● INFORMATION SHOWN:
==================================================
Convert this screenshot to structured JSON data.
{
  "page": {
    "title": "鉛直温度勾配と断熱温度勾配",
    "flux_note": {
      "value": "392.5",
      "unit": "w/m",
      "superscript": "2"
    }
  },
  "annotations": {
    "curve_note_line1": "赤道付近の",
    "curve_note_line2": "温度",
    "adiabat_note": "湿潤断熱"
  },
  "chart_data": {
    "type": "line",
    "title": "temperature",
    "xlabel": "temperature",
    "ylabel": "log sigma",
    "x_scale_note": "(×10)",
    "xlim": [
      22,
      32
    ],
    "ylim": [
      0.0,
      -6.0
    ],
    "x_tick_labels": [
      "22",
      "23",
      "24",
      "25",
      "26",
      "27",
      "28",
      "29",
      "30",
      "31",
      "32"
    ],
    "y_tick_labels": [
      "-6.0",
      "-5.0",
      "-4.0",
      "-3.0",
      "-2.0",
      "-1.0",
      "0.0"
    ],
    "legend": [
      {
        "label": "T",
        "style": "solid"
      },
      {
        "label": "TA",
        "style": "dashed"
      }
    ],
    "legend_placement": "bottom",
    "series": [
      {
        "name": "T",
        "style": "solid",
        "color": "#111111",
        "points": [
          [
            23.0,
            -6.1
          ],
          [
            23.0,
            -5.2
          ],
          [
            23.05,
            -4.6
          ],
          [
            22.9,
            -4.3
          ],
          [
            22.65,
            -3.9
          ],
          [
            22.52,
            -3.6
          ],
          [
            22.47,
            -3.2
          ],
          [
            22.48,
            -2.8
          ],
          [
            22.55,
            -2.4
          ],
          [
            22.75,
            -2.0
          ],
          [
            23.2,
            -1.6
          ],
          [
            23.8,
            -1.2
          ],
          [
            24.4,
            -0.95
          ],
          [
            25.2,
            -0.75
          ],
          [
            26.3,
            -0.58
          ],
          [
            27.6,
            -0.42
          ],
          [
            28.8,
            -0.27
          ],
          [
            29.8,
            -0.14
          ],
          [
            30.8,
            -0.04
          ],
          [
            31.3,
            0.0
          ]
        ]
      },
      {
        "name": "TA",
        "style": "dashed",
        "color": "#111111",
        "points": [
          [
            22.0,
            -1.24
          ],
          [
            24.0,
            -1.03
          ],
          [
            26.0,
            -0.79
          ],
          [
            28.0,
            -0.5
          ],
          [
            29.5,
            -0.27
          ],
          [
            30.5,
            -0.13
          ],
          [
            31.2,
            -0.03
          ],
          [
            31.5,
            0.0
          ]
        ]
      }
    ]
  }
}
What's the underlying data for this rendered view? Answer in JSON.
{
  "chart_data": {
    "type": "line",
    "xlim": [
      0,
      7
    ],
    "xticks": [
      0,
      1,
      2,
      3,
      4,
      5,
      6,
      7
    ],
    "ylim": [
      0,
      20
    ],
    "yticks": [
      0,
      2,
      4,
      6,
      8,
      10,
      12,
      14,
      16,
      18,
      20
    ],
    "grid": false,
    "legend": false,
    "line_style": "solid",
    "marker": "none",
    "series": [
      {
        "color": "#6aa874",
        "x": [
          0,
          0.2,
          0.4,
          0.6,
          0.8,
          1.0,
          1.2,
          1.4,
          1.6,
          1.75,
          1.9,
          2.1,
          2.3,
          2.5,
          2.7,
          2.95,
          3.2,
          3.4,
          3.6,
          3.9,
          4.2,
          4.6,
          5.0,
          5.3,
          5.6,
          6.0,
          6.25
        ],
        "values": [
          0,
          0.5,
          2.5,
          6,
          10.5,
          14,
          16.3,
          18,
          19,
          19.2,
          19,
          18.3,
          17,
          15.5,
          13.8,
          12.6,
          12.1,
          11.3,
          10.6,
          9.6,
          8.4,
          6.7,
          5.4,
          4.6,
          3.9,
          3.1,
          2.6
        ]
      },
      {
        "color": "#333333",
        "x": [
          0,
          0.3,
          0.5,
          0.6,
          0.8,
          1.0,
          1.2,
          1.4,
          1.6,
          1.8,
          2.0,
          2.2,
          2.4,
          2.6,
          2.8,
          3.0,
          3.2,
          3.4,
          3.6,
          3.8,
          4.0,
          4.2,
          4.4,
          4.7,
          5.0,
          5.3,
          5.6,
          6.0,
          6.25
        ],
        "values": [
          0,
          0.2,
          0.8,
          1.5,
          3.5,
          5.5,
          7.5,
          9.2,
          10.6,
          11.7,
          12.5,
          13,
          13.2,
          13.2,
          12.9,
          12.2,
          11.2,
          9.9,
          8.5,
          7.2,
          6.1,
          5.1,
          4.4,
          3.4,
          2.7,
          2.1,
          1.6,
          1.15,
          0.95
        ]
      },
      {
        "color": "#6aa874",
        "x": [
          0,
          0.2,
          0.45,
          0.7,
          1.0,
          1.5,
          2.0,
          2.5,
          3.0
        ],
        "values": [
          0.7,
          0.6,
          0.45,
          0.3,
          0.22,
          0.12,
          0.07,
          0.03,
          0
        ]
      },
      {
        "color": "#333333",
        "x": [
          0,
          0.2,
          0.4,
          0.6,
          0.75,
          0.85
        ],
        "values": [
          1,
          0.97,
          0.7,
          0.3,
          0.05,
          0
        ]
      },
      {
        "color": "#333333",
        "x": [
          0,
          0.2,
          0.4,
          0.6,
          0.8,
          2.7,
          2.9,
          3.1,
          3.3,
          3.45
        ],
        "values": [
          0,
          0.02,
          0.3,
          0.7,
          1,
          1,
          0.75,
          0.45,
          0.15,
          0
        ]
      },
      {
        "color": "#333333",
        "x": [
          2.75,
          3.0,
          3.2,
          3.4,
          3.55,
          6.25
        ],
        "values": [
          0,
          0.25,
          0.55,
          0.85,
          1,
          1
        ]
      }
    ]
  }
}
==================================================
Copy each line of the data above that holds "title".

    "title": "鉛直温度勾配と断熱温度勾配",
    "title": "temperature",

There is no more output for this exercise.